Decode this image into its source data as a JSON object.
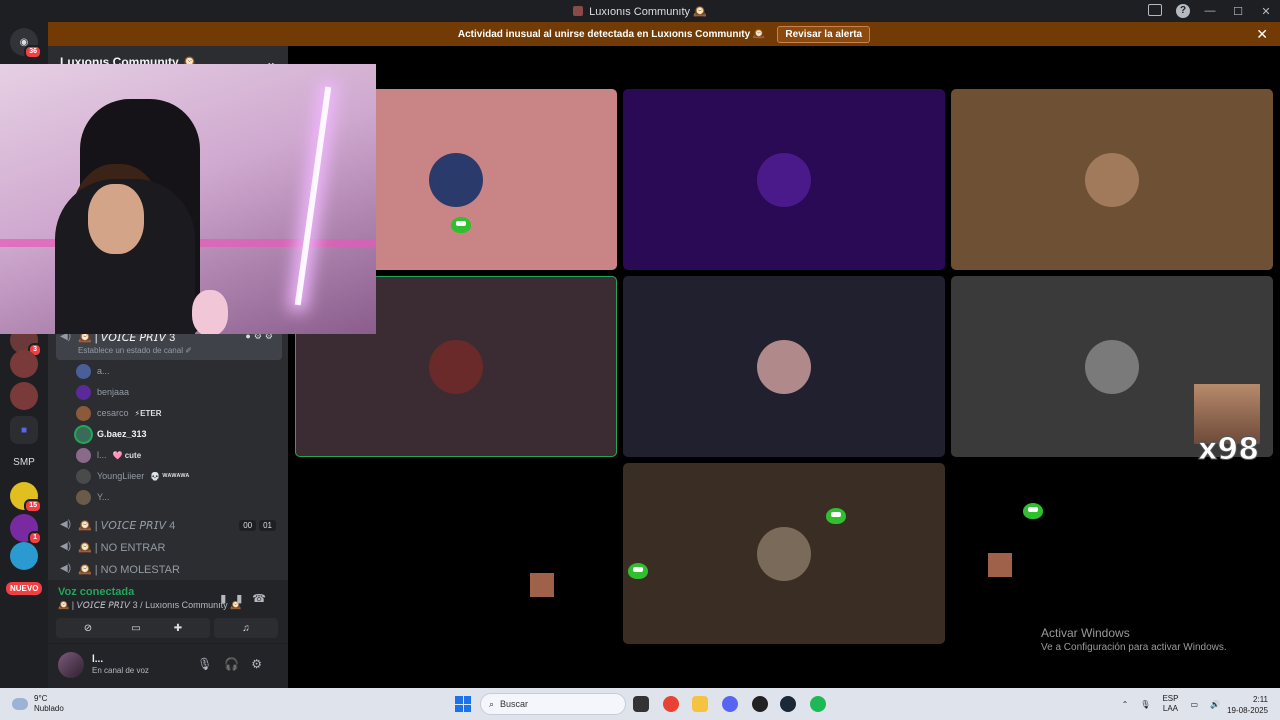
{
  "window": {
    "title": "Luxıonıs Communıty 🕰️",
    "controls": [
      "—",
      "☐",
      "✕"
    ]
  },
  "alert": {
    "message": "Actividad inusual al unirse detectada en Luxıonıs Communıty 🕰️",
    "button": "Revisar la alerta",
    "close": "✕"
  },
  "guilds": {
    "home_badge": "36",
    "badges": [
      "3",
      "15",
      "1",
      "1"
    ],
    "smp_label": "SMP",
    "nuevo_label": "NUEVO"
  },
  "sidebar": {
    "server_name": "Luxıonıs Communıty 🕰️",
    "active_channel": {
      "name": "🕰️ | 𝘝𝘖𝘐𝘊𝘌 𝘗𝘙𝘐𝘝 3",
      "status": "Establece un estado de canal ✐"
    },
    "members": [
      {
        "name": "a...",
        "tag": "",
        "color": "#4a5f9a"
      },
      {
        "name": "benjaaa",
        "tag": "",
        "color": "#5a2a9a"
      },
      {
        "name": "cesarco",
        "tag": "⚡ETER",
        "color": "#8a5a3a"
      },
      {
        "name": "G.baez_313",
        "tag": "",
        "color": "#3a6a5a"
      },
      {
        "name": "l...",
        "tag": "🩷 cute",
        "color": "#8a6a8a"
      },
      {
        "name": "YoungLiieer",
        "tag": "💀 ᵂᴬᵂᴬᵂᴬ",
        "color": "#4a4a4a"
      },
      {
        "name": "Y...",
        "tag": "",
        "color": "#6a5a4a"
      }
    ],
    "channels": [
      {
        "name": "🕰️ | 𝘝𝘖𝘐𝘊𝘌 𝘗𝘙𝘐𝘝 4",
        "counts": [
          "00",
          "01"
        ]
      },
      {
        "name": "🕰️ | NO ENTRAR",
        "counts": []
      },
      {
        "name": "🕰️ | NO MOLESTAR",
        "counts": []
      }
    ]
  },
  "voice": {
    "connected": "Voz conectada",
    "location": "🕰️ | 𝘝𝘖𝘐𝘊𝘌 𝘗𝘙𝘐𝘝 3 / Luxıonıs Communıty 🕰️"
  },
  "user": {
    "name": "l...",
    "status": "En canal de voz"
  },
  "tiles": [
    {
      "bg": "#c98585",
      "avatar": "#2a3a6a"
    },
    {
      "bg": "#2b0a55",
      "avatar": "#4a1a8a"
    },
    {
      "bg": "#6e5034",
      "avatar": "#a07a5a"
    },
    {
      "bg": "#3b2c33",
      "avatar": "#6a2a2a",
      "active": true
    },
    {
      "bg": "#20202e",
      "avatar": "#b08a8a"
    },
    {
      "bg": "#3a3a3a",
      "avatar": "#7a7a7a"
    },
    {
      "bg": "#3a2e24",
      "avatar": "#7a6a5a"
    }
  ],
  "overlay": {
    "x98": "x98"
  },
  "watermark": {
    "line1": "Activar Windows",
    "line2": "Ve a Configuración para activar Windows."
  },
  "taskbar": {
    "temp": "9°C",
    "weather": "Nublado",
    "search_placeholder": "Buscar",
    "lang1": "ESP",
    "lang2": "LAA",
    "time": "2:11",
    "date": "19-08-2025"
  }
}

→ **WHAT THIS TASK INVOLVES**
Pictures are not part of the copy; output everything else in the records exactly.

→ **RESULT FOR THIS EXERCISE**
Decode this image into its source data as a JSON object.
{
  "window": {
    "title": "Luxıonıs Communıty 🕰️",
    "controls": [
      "—",
      "☐",
      "✕"
    ]
  },
  "alert": {
    "message": "Actividad inusual al unirse detectada en Luxıonıs Communıty 🕰️",
    "button": "Revisar la alerta",
    "close": "✕"
  },
  "guilds": {
    "home_badge": "36",
    "badges": [
      "3",
      "15",
      "1",
      "1"
    ],
    "smp_label": "SMP",
    "nuevo_label": "NUEVO"
  },
  "sidebar": {
    "server_name": "Luxıonıs Communıty 🕰️",
    "active_channel": {
      "name": "🕰️ | 𝘝𝘖𝘐𝘊𝘌 𝘗𝘙𝘐𝘝 3",
      "status": "Establece un estado de canal ✐"
    },
    "members": [
      {
        "name": "a...",
        "tag": "",
        "color": "#4a5f9a"
      },
      {
        "name": "benjaaa",
        "tag": "",
        "color": "#5a2a9a"
      },
      {
        "name": "cesarco",
        "tag": "⚡ETER",
        "color": "#8a5a3a"
      },
      {
        "name": "G.baez_313",
        "tag": "",
        "color": "#3a6a5a"
      },
      {
        "name": "l...",
        "tag": "🩷 cute",
        "color": "#8a6a8a"
      },
      {
        "name": "YoungLiieer",
        "tag": "💀 ᵂᴬᵂᴬᵂᴬ",
        "color": "#4a4a4a"
      },
      {
        "name": "Y...",
        "tag": "",
        "color": "#6a5a4a"
      }
    ],
    "channels": [
      {
        "name": "🕰️ | 𝘝𝘖𝘐𝘊𝘌 𝘗𝘙𝘐𝘝 4",
        "counts": [
          "00",
          "01"
        ]
      },
      {
        "name": "🕰️ | NO ENTRAR",
        "counts": []
      },
      {
        "name": "🕰️ | NO MOLESTAR",
        "counts": []
      }
    ]
  },
  "voice": {
    "connected": "Voz conectada",
    "location": "🕰️ | 𝘝𝘖𝘐𝘊𝘌 𝘗𝘙𝘐𝘝 3 / Luxıonıs Communıty 🕰️"
  },
  "user": {
    "name": "l...",
    "status": "En canal de voz"
  },
  "tiles": [
    {
      "bg": "#c98585",
      "avatar": "#2a3a6a"
    },
    {
      "bg": "#2b0a55",
      "avatar": "#4a1a8a"
    },
    {
      "bg": "#6e5034",
      "avatar": "#a07a5a"
    },
    {
      "bg": "#3b2c33",
      "avatar": "#6a2a2a",
      "active": true
    },
    {
      "bg": "#20202e",
      "avatar": "#b08a8a"
    },
    {
      "bg": "#3a3a3a",
      "avatar": "#7a7a7a"
    },
    {
      "bg": "#3a2e24",
      "avatar": "#7a6a5a"
    }
  ],
  "overlay": {
    "x98": "x98"
  },
  "watermark": {
    "line1": "Activar Windows",
    "line2": "Ve a Configuración para activar Windows."
  },
  "taskbar": {
    "temp": "9°C",
    "weather": "Nublado",
    "search_placeholder": "Buscar",
    "lang1": "ESP",
    "lang2": "LAA",
    "time": "2:11",
    "date": "19-08-2025"
  }
}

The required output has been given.